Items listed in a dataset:
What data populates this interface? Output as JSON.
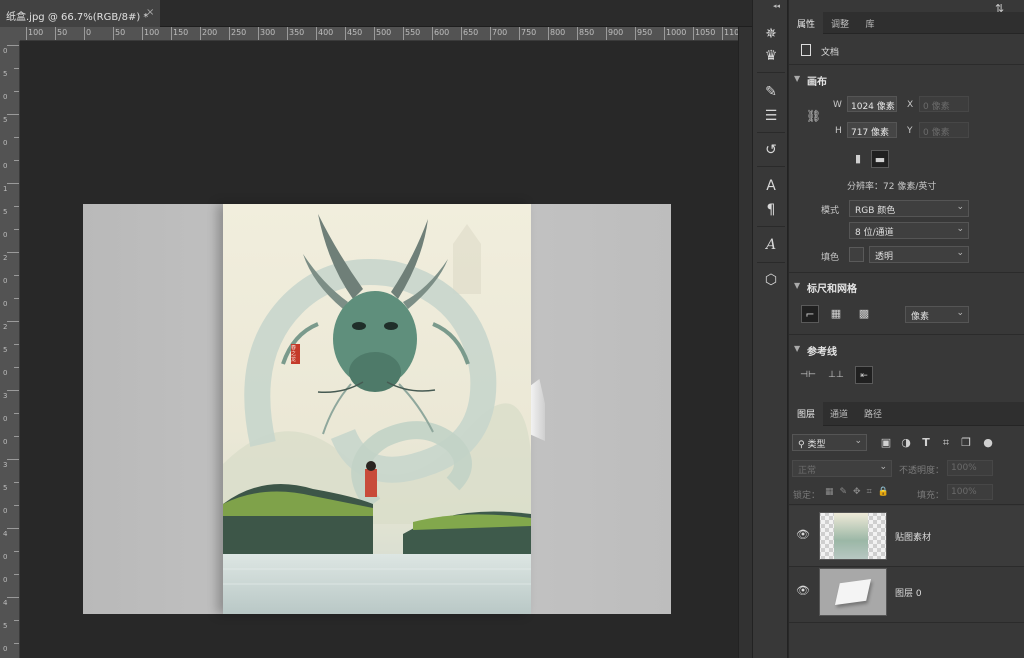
{
  "document": {
    "tab_title": "纸盒.jpg @ 66.7%(RGB/8#) *",
    "close_glyph": "×"
  },
  "ruler": {
    "top_labels": [
      "100",
      "50",
      "0",
      "50",
      "100",
      "150",
      "200",
      "250",
      "300",
      "350",
      "400",
      "450",
      "500",
      "550",
      "600",
      "650",
      "700",
      "750",
      "800",
      "850",
      "900",
      "950",
      "1000",
      "1050",
      "1100"
    ],
    "left_labels": [
      "0",
      "5",
      "0",
      "5",
      "0",
      "0",
      "1",
      "5",
      "0",
      "2",
      "0",
      "0",
      "2",
      "5",
      "0",
      "3",
      "0",
      "0",
      "3",
      "5",
      "0",
      "4",
      "0",
      "0",
      "4",
      "5",
      "0"
    ]
  },
  "poster": {
    "seal_text": "春之龙"
  },
  "toolbar": {
    "collapse_glyph": "◂◂",
    "icons": [
      "compass-icon",
      "crown-icon",
      "brush-settings-icon",
      "adjust-sliders-icon",
      "history-icon",
      "character-icon",
      "paragraph-icon",
      "glyphs-icon",
      "3d-cube-icon"
    ]
  },
  "panel": {
    "tabs": [
      "属性",
      "调整",
      "库"
    ],
    "doc_label": "文档",
    "canvas_section": {
      "title": "画布",
      "w_label": "W",
      "w_value": "1024 像素",
      "h_label": "H",
      "h_value": "717 像素",
      "x_label": "X",
      "x_value": "0 像素",
      "y_label": "Y",
      "y_value": "0 像素",
      "resolution": "分辨率：72 像素/英寸",
      "mode_label": "模式",
      "mode_value": "RGB 颜色",
      "depth_value": "8 位/通道",
      "fill_label": "填色",
      "fill_value": "透明"
    },
    "rulers_section": {
      "title": "标尺和网格",
      "unit_value": "像素"
    },
    "guides_section": {
      "title": "参考线"
    }
  },
  "layers_panel": {
    "tabs": [
      "图层",
      "通道",
      "路径"
    ],
    "filter_label": "类型",
    "blend_mode": "正常",
    "opacity_label": "不透明度：",
    "opacity_value": "100%",
    "lock_label": "锁定：",
    "fill_label": "填充：",
    "fill_value": "100%",
    "layers": [
      {
        "name": "贴图素材",
        "visible": true
      },
      {
        "name": "图层 0",
        "visible": true
      }
    ]
  },
  "colors": {
    "panel_bg": "#383838",
    "canvas_bg": "#282828",
    "ruler_bg": "#535353",
    "mockup_bg": "#c0c0c0",
    "seal_red": "#c43a2a",
    "dragon_green": "#5f8f7c"
  }
}
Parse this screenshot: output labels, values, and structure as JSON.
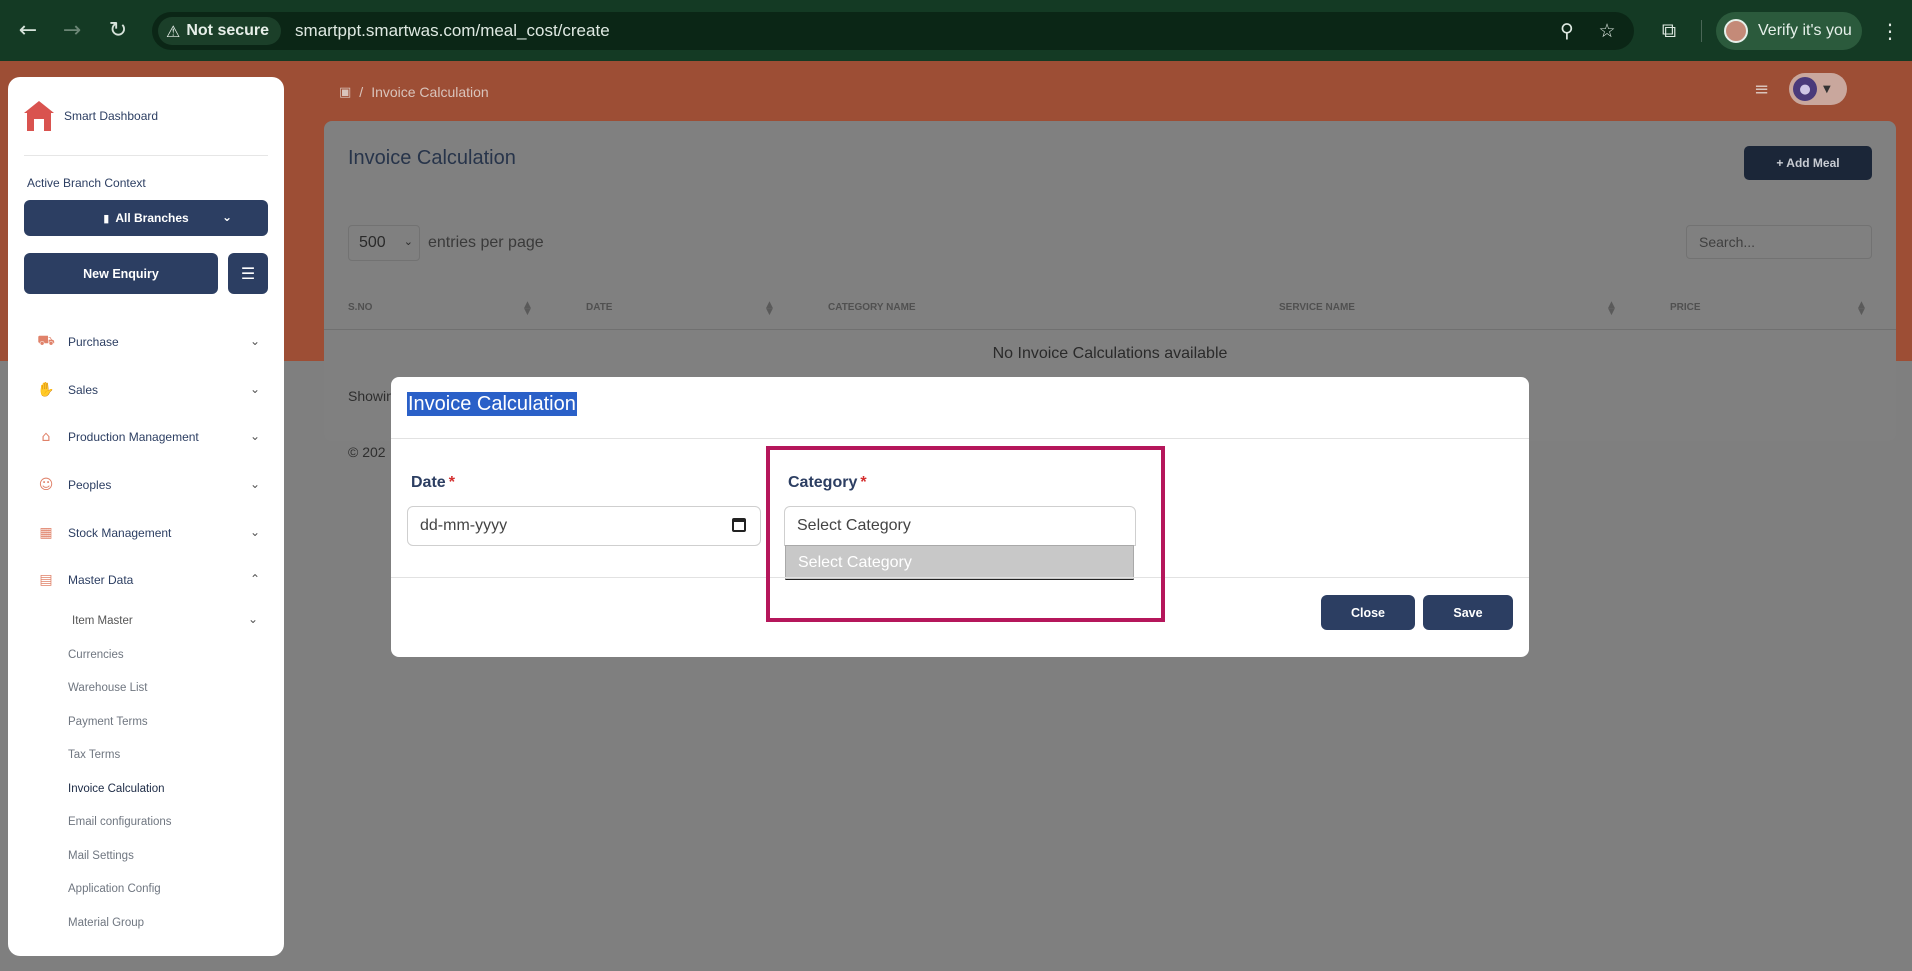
{
  "browser": {
    "security_label": "Not secure",
    "url": "smartppt.smartwas.com/meal_cost/create",
    "verify_label": "Verify it's you"
  },
  "sidebar": {
    "brand_name": "Smart Dashboard",
    "branch_context_title": "Active Branch Context",
    "branch_selected": "All Branches",
    "new_enquiry_label": "New Enquiry",
    "nav_items": [
      {
        "label": "Purchase",
        "icon": "cart-icon"
      },
      {
        "label": "Sales",
        "icon": "sales-icon"
      },
      {
        "label": "Production Management",
        "icon": "factory-icon"
      },
      {
        "label": "Peoples",
        "icon": "people-icon"
      },
      {
        "label": "Stock Management",
        "icon": "warehouse-icon"
      },
      {
        "label": "Master Data",
        "icon": "database-icon"
      }
    ],
    "item_master_label": "Item Master",
    "sub_items": [
      "Currencies",
      "Warehouse List",
      "Payment Terms",
      "Tax Terms",
      "Invoice Calculation",
      "Email configurations",
      "Mail Settings",
      "Application Config",
      "Material Group"
    ],
    "active_sub_item": "Invoice Calculation"
  },
  "topbar": {
    "breadcrumb_current": "Invoice Calculation"
  },
  "main": {
    "title": "Invoice Calculation",
    "add_button": "+ Add Meal",
    "entries_value": "500",
    "entries_label": "entries per page",
    "search_placeholder": "Search...",
    "columns": [
      "S.NO",
      "DATE",
      "CATEGORY NAME",
      "SERVICE NAME",
      "PRICE"
    ],
    "empty_message": "No Invoice Calculations available",
    "showing_text": "Showin",
    "footer_text": "© 202"
  },
  "modal": {
    "title": "Invoice Calculation",
    "date_label": "Date",
    "date_placeholder": "dd-mm-yyyy",
    "category_label": "Category",
    "required_mark": "*",
    "category_value": "Select Category",
    "dropdown_option": "Select Category",
    "close_label": "Close",
    "save_label": "Save"
  },
  "colors": {
    "accent_navy": "#2c3e62",
    "header_orange": "#9d4e35",
    "highlight_border": "#b5165b",
    "required_red": "#d42e2e"
  }
}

__Work to be completed__.
Extract the full listing above verbatim; pictures are to be left out of the copy.

__Result__.
What data populates this interface? Output as JSON.
{
  "document": {
    "tab_title": "纸盒.jpg @ 66.7%(RGB/8#) *",
    "close_glyph": "×"
  },
  "ruler": {
    "top_labels": [
      "100",
      "50",
      "0",
      "50",
      "100",
      "150",
      "200",
      "250",
      "300",
      "350",
      "400",
      "450",
      "500",
      "550",
      "600",
      "650",
      "700",
      "750",
      "800",
      "850",
      "900",
      "950",
      "1000",
      "1050",
      "1100"
    ],
    "left_labels": [
      "0",
      "5",
      "0",
      "5",
      "0",
      "0",
      "1",
      "5",
      "0",
      "2",
      "0",
      "0",
      "2",
      "5",
      "0",
      "3",
      "0",
      "0",
      "3",
      "5",
      "0",
      "4",
      "0",
      "0",
      "4",
      "5",
      "0"
    ]
  },
  "poster": {
    "seal_text": "春之龙"
  },
  "toolbar": {
    "collapse_glyph": "◂◂",
    "icons": [
      "compass-icon",
      "crown-icon",
      "brush-settings-icon",
      "adjust-sliders-icon",
      "history-icon",
      "character-icon",
      "paragraph-icon",
      "glyphs-icon",
      "3d-cube-icon"
    ]
  },
  "panel": {
    "tabs": [
      "属性",
      "调整",
      "库"
    ],
    "doc_label": "文档",
    "canvas_section": {
      "title": "画布",
      "w_label": "W",
      "w_value": "1024 像素",
      "h_label": "H",
      "h_value": "717 像素",
      "x_label": "X",
      "x_value": "0 像素",
      "y_label": "Y",
      "y_value": "0 像素",
      "resolution": "分辨率：72 像素/英寸",
      "mode_label": "模式",
      "mode_value": "RGB 颜色",
      "depth_value": "8 位/通道",
      "fill_label": "填色",
      "fill_value": "透明"
    },
    "rulers_section": {
      "title": "标尺和网格",
      "unit_value": "像素"
    },
    "guides_section": {
      "title": "参考线"
    }
  },
  "layers_panel": {
    "tabs": [
      "图层",
      "通道",
      "路径"
    ],
    "filter_label": "类型",
    "blend_mode": "正常",
    "opacity_label": "不透明度：",
    "opacity_value": "100%",
    "lock_label": "锁定：",
    "fill_label": "填充：",
    "fill_value": "100%",
    "layers": [
      {
        "name": "贴图素材",
        "visible": true
      },
      {
        "name": "图层 0",
        "visible": true
      }
    ]
  },
  "colors": {
    "panel_bg": "#383838",
    "canvas_bg": "#282828",
    "ruler_bg": "#535353",
    "mockup_bg": "#c0c0c0",
    "seal_red": "#c43a2a",
    "dragon_green": "#5f8f7c"
  }
}
Parse this screenshot: output labels, values, and structure as JSON.
{
  "browser": {
    "security_label": "Not secure",
    "url": "smartppt.smartwas.com/meal_cost/create",
    "verify_label": "Verify it's you"
  },
  "sidebar": {
    "brand_name": "Smart Dashboard",
    "branch_context_title": "Active Branch Context",
    "branch_selected": "All Branches",
    "new_enquiry_label": "New Enquiry",
    "nav_items": [
      {
        "label": "Purchase",
        "icon": "cart-icon"
      },
      {
        "label": "Sales",
        "icon": "sales-icon"
      },
      {
        "label": "Production Management",
        "icon": "factory-icon"
      },
      {
        "label": "Peoples",
        "icon": "people-icon"
      },
      {
        "label": "Stock Management",
        "icon": "warehouse-icon"
      },
      {
        "label": "Master Data",
        "icon": "database-icon"
      }
    ],
    "item_master_label": "Item Master",
    "sub_items": [
      "Currencies",
      "Warehouse List",
      "Payment Terms",
      "Tax Terms",
      "Invoice Calculation",
      "Email configurations",
      "Mail Settings",
      "Application Config",
      "Material Group"
    ],
    "active_sub_item": "Invoice Calculation"
  },
  "topbar": {
    "breadcrumb_current": "Invoice Calculation"
  },
  "main": {
    "title": "Invoice Calculation",
    "add_button": "+ Add Meal",
    "entries_value": "500",
    "entries_label": "entries per page",
    "search_placeholder": "Search...",
    "columns": [
      "S.NO",
      "DATE",
      "CATEGORY NAME",
      "SERVICE NAME",
      "PRICE"
    ],
    "empty_message": "No Invoice Calculations available",
    "showing_text": "Showin",
    "footer_text": "© 202"
  },
  "modal": {
    "title": "Invoice Calculation",
    "date_label": "Date",
    "date_placeholder": "dd-mm-yyyy",
    "category_label": "Category",
    "required_mark": "*",
    "category_value": "Select Category",
    "dropdown_option": "Select Category",
    "close_label": "Close",
    "save_label": "Save"
  },
  "colors": {
    "accent_navy": "#2c3e62",
    "header_orange": "#9d4e35",
    "highlight_border": "#b5165b",
    "required_red": "#d42e2e"
  }
}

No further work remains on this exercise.